SET EXERCISE: Print all entries precisely as they are written.

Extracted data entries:
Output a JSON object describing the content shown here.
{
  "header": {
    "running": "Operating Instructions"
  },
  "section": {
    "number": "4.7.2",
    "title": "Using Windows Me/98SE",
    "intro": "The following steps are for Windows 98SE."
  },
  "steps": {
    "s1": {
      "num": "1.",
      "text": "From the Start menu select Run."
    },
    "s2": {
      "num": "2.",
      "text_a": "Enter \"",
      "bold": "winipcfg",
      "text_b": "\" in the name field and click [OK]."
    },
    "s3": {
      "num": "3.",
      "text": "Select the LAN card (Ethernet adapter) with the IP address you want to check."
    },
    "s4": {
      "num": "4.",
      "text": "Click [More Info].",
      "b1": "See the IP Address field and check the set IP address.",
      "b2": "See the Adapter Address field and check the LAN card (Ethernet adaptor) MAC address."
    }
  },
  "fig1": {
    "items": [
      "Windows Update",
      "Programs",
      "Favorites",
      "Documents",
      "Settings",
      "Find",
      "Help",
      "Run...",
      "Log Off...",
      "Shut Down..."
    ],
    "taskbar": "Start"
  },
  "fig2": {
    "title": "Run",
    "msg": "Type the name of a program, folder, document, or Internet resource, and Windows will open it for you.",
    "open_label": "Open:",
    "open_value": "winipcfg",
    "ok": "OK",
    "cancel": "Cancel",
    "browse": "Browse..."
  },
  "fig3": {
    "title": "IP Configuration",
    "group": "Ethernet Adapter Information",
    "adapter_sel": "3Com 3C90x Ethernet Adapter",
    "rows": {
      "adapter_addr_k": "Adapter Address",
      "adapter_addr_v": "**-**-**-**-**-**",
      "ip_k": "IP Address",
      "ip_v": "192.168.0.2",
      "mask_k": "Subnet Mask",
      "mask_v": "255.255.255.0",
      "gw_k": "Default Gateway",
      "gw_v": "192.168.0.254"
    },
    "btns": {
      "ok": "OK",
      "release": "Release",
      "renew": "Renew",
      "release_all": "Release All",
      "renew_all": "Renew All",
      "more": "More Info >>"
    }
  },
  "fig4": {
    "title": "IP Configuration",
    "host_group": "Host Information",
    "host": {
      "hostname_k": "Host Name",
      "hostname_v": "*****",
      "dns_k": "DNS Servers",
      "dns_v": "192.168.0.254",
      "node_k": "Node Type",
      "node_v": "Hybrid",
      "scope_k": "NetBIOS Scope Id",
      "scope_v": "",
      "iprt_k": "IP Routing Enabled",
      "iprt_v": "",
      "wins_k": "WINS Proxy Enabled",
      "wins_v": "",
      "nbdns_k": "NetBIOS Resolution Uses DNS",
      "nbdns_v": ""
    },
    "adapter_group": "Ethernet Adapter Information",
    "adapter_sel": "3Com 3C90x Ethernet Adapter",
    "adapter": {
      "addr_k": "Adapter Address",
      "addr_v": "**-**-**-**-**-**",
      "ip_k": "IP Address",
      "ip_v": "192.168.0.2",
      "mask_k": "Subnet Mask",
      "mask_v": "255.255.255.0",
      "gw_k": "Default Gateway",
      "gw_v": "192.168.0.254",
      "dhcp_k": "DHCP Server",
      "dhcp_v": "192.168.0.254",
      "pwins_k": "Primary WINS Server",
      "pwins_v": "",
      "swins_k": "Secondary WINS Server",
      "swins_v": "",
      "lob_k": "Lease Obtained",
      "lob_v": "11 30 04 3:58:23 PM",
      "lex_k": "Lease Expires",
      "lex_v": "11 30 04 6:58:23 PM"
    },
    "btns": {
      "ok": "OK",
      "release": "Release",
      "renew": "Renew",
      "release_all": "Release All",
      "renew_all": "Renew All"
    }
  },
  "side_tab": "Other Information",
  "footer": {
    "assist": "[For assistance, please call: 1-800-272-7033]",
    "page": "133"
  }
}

PROBLEM SOLUTION:
Output a JSON object describing the content shown here.
{
  "header": {
    "running": "Operating Instructions"
  },
  "section": {
    "number": "4.7.2",
    "title": "Using Windows Me/98SE",
    "intro": "The following steps are for Windows 98SE."
  },
  "steps": {
    "s1": {
      "num": "1.",
      "text": "From the Start menu select Run."
    },
    "s2": {
      "num": "2.",
      "text_a": "Enter \"",
      "bold": "winipcfg",
      "text_b": "\" in the name field and click [OK]."
    },
    "s3": {
      "num": "3.",
      "text": "Select the LAN card (Ethernet adapter) with the IP address you want to check."
    },
    "s4": {
      "num": "4.",
      "text": "Click [More Info].",
      "b1": "See the IP Address field and check the set IP address.",
      "b2": "See the Adapter Address field and check the LAN card (Ethernet adaptor) MAC address."
    }
  },
  "fig1": {
    "items": [
      "Windows Update",
      "Programs",
      "Favorites",
      "Documents",
      "Settings",
      "Find",
      "Help",
      "Run...",
      "Log Off...",
      "Shut Down..."
    ],
    "taskbar": "Start"
  },
  "fig2": {
    "title": "Run",
    "msg": "Type the name of a program, folder, document, or Internet resource, and Windows will open it for you.",
    "open_label": "Open:",
    "open_value": "winipcfg",
    "ok": "OK",
    "cancel": "Cancel",
    "browse": "Browse..."
  },
  "fig3": {
    "title": "IP Configuration",
    "group": "Ethernet Adapter Information",
    "adapter_sel": "3Com 3C90x Ethernet Adapter",
    "rows": {
      "adapter_addr_k": "Adapter Address",
      "adapter_addr_v": "**-**-**-**-**-**",
      "ip_k": "IP Address",
      "ip_v": "192.168.0.2",
      "mask_k": "Subnet Mask",
      "mask_v": "255.255.255.0",
      "gw_k": "Default Gateway",
      "gw_v": "192.168.0.254"
    },
    "btns": {
      "ok": "OK",
      "release": "Release",
      "renew": "Renew",
      "release_all": "Release All",
      "renew_all": "Renew All",
      "more": "More Info >>"
    }
  },
  "fig4": {
    "title": "IP Configuration",
    "host_group": "Host Information",
    "host": {
      "hostname_k": "Host Name",
      "hostname_v": "*****",
      "dns_k": "DNS Servers",
      "dns_v": "192.168.0.254",
      "node_k": "Node Type",
      "node_v": "Hybrid",
      "scope_k": "NetBIOS Scope Id",
      "scope_v": "",
      "iprt_k": "IP Routing Enabled",
      "iprt_v": "",
      "wins_k": "WINS Proxy Enabled",
      "wins_v": "",
      "nbdns_k": "NetBIOS Resolution Uses DNS",
      "nbdns_v": ""
    },
    "adapter_group": "Ethernet Adapter Information",
    "adapter_sel": "3Com 3C90x Ethernet Adapter",
    "adapter": {
      "addr_k": "Adapter Address",
      "addr_v": "**-**-**-**-**-**",
      "ip_k": "IP Address",
      "ip_v": "192.168.0.2",
      "mask_k": "Subnet Mask",
      "mask_v": "255.255.255.0",
      "gw_k": "Default Gateway",
      "gw_v": "192.168.0.254",
      "dhcp_k": "DHCP Server",
      "dhcp_v": "192.168.0.254",
      "pwins_k": "Primary WINS Server",
      "pwins_v": "",
      "swins_k": "Secondary WINS Server",
      "swins_v": "",
      "lob_k": "Lease Obtained",
      "lob_v": "11 30 04 3:58:23 PM",
      "lex_k": "Lease Expires",
      "lex_v": "11 30 04 6:58:23 PM"
    },
    "btns": {
      "ok": "OK",
      "release": "Release",
      "renew": "Renew",
      "release_all": "Release All",
      "renew_all": "Renew All"
    }
  },
  "side_tab": "Other Information",
  "footer": {
    "assist": "[For assistance, please call: 1-800-272-7033]",
    "page": "133"
  }
}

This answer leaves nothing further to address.